Start

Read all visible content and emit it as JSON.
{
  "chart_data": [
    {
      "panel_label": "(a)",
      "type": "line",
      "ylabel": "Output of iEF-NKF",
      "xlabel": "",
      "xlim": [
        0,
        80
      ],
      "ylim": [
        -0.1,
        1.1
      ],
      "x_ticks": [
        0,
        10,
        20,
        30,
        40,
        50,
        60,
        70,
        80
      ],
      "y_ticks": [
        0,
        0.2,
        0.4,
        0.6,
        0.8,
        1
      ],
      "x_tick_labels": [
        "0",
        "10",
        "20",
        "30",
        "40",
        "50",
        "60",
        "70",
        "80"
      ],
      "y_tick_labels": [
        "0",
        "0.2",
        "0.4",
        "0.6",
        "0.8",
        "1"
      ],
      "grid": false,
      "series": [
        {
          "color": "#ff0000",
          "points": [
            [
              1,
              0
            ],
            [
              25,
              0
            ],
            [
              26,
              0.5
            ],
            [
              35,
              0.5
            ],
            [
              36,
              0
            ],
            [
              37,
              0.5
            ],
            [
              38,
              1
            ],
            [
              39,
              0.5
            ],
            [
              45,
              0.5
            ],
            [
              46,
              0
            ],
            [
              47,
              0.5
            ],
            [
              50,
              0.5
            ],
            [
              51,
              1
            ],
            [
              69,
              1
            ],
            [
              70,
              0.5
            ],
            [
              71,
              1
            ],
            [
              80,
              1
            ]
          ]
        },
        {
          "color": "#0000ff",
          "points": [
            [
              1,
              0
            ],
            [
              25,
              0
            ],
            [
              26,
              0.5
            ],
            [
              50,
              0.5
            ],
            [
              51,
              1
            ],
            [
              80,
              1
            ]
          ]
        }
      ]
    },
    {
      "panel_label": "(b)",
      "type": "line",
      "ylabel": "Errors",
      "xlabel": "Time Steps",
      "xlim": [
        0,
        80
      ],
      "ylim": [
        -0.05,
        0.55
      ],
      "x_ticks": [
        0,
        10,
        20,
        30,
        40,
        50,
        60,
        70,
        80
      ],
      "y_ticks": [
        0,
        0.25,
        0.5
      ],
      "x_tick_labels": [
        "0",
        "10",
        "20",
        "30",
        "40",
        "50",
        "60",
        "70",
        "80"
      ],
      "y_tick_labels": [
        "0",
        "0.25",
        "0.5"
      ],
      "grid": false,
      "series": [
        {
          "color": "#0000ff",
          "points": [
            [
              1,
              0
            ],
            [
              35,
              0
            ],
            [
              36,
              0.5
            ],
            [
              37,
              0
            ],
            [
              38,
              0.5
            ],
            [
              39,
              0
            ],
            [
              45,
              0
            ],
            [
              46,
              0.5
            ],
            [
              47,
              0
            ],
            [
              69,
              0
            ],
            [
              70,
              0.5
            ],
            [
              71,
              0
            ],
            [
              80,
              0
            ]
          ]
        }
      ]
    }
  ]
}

End

PROBLEM TO SOLVE: Give back all the records exactly as they stand.

THE SOLUTION:
Read all visible content and emit it as JSON.
{
  "chart_data": [
    {
      "panel_label": "(a)",
      "type": "line",
      "ylabel": "Output of iEF-NKF",
      "xlabel": "",
      "xlim": [
        0,
        80
      ],
      "ylim": [
        -0.1,
        1.1
      ],
      "x_ticks": [
        0,
        10,
        20,
        30,
        40,
        50,
        60,
        70,
        80
      ],
      "y_ticks": [
        0,
        0.2,
        0.4,
        0.6,
        0.8,
        1
      ],
      "x_tick_labels": [
        "0",
        "10",
        "20",
        "30",
        "40",
        "50",
        "60",
        "70",
        "80"
      ],
      "y_tick_labels": [
        "0",
        "0.2",
        "0.4",
        "0.6",
        "0.8",
        "1"
      ],
      "grid": false,
      "series": [
        {
          "color": "#ff0000",
          "points": [
            [
              1,
              0
            ],
            [
              25,
              0
            ],
            [
              26,
              0.5
            ],
            [
              35,
              0.5
            ],
            [
              36,
              0
            ],
            [
              37,
              0.5
            ],
            [
              38,
              1
            ],
            [
              39,
              0.5
            ],
            [
              45,
              0.5
            ],
            [
              46,
              0
            ],
            [
              47,
              0.5
            ],
            [
              50,
              0.5
            ],
            [
              51,
              1
            ],
            [
              69,
              1
            ],
            [
              70,
              0.5
            ],
            [
              71,
              1
            ],
            [
              80,
              1
            ]
          ]
        },
        {
          "color": "#0000ff",
          "points": [
            [
              1,
              0
            ],
            [
              25,
              0
            ],
            [
              26,
              0.5
            ],
            [
              50,
              0.5
            ],
            [
              51,
              1
            ],
            [
              80,
              1
            ]
          ]
        }
      ]
    },
    {
      "panel_label": "(b)",
      "type": "line",
      "ylabel": "Errors",
      "xlabel": "Time Steps",
      "xlim": [
        0,
        80
      ],
      "ylim": [
        -0.05,
        0.55
      ],
      "x_ticks": [
        0,
        10,
        20,
        30,
        40,
        50,
        60,
        70,
        80
      ],
      "y_ticks": [
        0,
        0.25,
        0.5
      ],
      "x_tick_labels": [
        "0",
        "10",
        "20",
        "30",
        "40",
        "50",
        "60",
        "70",
        "80"
      ],
      "y_tick_labels": [
        "0",
        "0.25",
        "0.5"
      ],
      "grid": false,
      "series": [
        {
          "color": "#0000ff",
          "points": [
            [
              1,
              0
            ],
            [
              35,
              0
            ],
            [
              36,
              0.5
            ],
            [
              37,
              0
            ],
            [
              38,
              0.5
            ],
            [
              39,
              0
            ],
            [
              45,
              0
            ],
            [
              46,
              0.5
            ],
            [
              47,
              0
            ],
            [
              69,
              0
            ],
            [
              70,
              0.5
            ],
            [
              71,
              0
            ],
            [
              80,
              0
            ]
          ]
        }
      ]
    }
  ]
}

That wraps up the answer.